Dataset records>
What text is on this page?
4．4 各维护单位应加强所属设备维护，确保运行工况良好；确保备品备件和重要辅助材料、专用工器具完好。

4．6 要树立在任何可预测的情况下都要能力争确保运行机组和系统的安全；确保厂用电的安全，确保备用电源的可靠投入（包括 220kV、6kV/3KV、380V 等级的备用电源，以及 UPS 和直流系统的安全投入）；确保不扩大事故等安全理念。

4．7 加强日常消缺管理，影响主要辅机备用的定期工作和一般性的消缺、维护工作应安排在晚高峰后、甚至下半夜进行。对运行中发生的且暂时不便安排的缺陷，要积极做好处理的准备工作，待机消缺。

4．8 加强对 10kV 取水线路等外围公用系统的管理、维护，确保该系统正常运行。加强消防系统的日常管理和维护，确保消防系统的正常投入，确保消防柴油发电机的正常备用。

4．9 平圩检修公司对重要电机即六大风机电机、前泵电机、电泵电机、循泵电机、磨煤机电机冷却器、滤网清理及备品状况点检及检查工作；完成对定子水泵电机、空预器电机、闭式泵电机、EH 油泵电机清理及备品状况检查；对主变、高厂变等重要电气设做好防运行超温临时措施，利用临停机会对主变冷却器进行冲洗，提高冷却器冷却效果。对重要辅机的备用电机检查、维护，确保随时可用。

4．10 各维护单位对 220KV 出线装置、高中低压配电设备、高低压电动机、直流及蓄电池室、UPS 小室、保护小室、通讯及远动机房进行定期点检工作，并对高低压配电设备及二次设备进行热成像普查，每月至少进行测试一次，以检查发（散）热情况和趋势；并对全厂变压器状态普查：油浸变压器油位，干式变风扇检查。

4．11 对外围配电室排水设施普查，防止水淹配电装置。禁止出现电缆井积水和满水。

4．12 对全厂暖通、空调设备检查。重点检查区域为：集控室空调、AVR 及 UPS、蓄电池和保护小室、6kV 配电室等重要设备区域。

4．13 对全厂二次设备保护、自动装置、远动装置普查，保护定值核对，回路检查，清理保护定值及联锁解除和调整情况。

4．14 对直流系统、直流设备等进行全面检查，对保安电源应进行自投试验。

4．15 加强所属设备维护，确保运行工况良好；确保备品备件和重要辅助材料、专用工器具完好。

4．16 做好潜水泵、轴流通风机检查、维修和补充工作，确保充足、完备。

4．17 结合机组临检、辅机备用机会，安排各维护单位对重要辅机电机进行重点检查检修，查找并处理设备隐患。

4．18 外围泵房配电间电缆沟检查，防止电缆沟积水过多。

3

...

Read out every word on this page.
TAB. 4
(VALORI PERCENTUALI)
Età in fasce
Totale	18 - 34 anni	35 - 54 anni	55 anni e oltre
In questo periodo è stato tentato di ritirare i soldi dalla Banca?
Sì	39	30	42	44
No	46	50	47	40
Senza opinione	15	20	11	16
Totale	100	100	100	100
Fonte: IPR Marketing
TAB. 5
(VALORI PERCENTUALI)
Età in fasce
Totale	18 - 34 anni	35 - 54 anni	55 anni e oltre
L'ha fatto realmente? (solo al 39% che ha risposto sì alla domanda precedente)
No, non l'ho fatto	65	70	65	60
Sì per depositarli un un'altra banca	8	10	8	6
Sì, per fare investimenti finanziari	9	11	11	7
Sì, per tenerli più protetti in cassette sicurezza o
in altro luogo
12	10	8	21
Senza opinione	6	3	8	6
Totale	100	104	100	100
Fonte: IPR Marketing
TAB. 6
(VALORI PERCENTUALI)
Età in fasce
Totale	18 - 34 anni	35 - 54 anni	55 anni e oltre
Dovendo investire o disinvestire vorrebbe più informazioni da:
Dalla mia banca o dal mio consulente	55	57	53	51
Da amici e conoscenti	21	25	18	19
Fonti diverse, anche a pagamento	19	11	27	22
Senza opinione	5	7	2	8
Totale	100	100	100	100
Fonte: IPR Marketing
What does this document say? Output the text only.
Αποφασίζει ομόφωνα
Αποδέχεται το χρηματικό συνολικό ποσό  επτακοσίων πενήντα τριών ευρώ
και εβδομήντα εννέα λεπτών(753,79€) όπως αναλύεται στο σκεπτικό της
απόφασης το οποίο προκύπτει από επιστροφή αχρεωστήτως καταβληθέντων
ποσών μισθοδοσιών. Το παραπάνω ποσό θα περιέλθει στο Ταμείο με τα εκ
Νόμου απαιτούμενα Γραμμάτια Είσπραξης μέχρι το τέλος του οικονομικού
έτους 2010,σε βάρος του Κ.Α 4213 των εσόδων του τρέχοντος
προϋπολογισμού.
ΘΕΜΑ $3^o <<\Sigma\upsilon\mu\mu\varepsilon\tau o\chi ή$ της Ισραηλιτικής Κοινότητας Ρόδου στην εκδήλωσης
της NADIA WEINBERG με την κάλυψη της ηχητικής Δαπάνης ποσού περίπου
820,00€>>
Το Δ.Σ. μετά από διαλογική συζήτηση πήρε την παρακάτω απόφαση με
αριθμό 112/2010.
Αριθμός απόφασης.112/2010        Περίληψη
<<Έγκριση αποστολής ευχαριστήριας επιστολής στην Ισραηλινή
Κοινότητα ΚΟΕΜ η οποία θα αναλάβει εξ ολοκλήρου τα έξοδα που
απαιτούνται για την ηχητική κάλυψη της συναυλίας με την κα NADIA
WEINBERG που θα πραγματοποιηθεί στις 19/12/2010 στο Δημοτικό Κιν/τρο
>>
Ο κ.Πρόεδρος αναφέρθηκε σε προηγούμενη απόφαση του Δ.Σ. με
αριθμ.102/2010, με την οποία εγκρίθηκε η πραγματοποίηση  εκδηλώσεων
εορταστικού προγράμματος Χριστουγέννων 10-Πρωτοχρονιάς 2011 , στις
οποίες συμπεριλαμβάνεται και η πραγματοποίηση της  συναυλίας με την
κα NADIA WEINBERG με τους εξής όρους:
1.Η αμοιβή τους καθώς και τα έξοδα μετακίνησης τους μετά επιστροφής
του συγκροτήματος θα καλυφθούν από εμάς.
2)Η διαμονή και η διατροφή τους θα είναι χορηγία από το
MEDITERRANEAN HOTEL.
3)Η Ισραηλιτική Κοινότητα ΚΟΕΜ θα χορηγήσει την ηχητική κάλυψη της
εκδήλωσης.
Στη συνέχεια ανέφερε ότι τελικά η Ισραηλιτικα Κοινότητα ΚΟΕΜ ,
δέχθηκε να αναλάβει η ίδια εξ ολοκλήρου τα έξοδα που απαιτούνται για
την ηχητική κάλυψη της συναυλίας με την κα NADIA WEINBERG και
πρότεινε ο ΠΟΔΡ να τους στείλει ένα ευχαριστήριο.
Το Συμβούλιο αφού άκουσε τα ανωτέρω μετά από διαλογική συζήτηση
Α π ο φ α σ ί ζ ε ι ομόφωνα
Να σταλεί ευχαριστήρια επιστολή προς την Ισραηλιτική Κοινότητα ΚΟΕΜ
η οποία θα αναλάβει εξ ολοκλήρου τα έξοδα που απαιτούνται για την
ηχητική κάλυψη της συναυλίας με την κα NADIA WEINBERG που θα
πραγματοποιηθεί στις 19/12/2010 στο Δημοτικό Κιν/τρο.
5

---

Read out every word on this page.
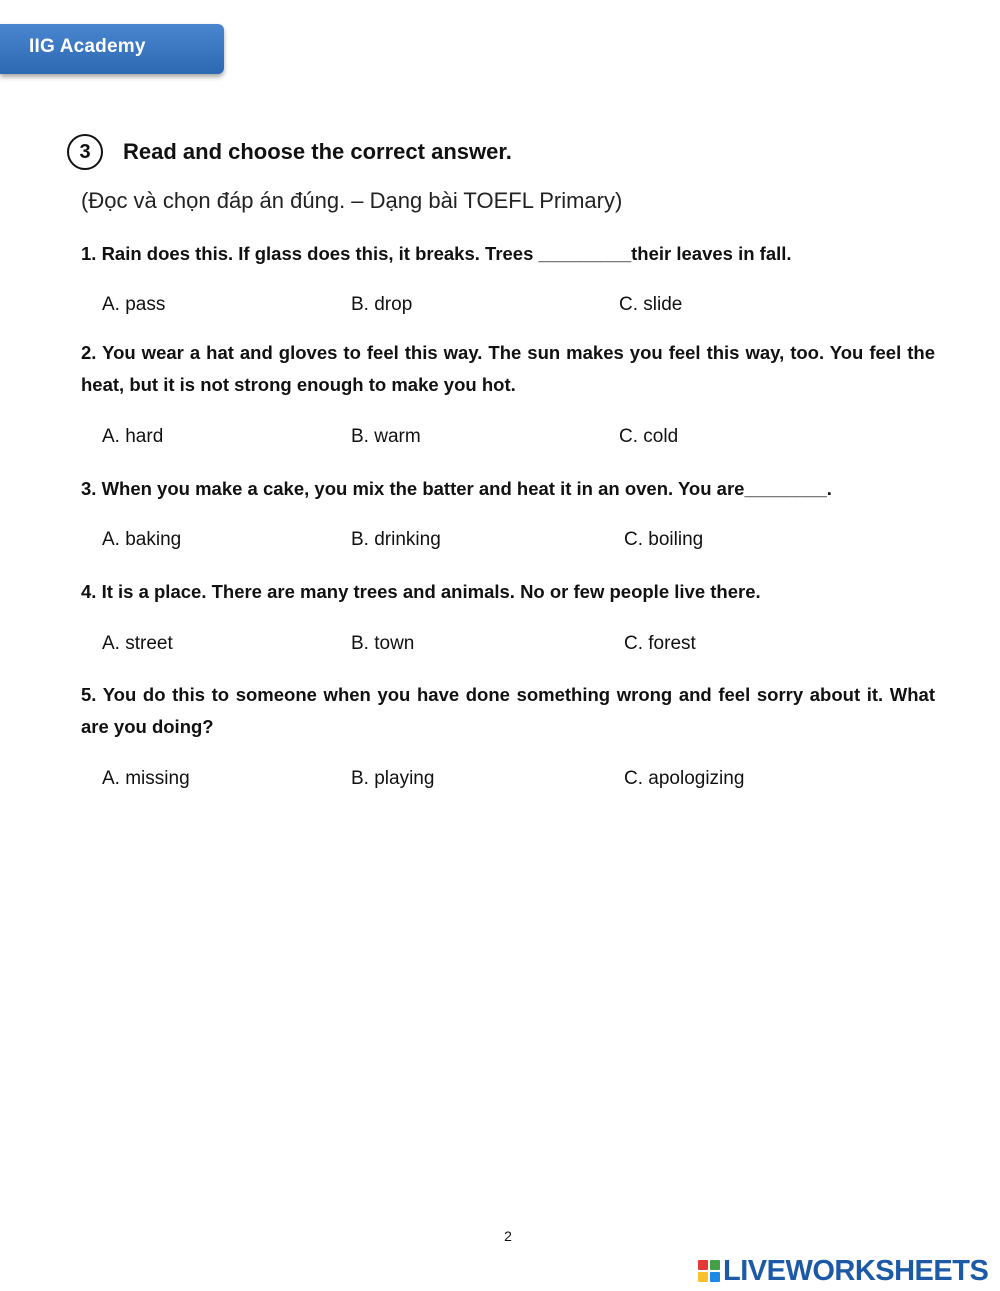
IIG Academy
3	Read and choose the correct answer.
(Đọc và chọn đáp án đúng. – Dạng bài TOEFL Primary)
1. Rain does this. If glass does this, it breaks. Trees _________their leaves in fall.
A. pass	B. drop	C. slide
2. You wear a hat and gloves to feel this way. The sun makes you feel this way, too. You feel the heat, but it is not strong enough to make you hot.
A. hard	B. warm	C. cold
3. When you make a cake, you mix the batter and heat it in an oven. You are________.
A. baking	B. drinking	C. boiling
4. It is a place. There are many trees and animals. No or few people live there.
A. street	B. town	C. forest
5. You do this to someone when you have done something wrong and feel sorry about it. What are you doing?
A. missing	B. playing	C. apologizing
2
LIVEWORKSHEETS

Task instructions> Pull out every line of the records that includes the string "feel".

The solution>
2. You wear a hat and gloves to feel this way. The sun makes you feel this way, too. You feel the heat, but it is not strong enough to make you hot.
5. You do this to someone when you have done something wrong and feel sorry about it. What are you doing?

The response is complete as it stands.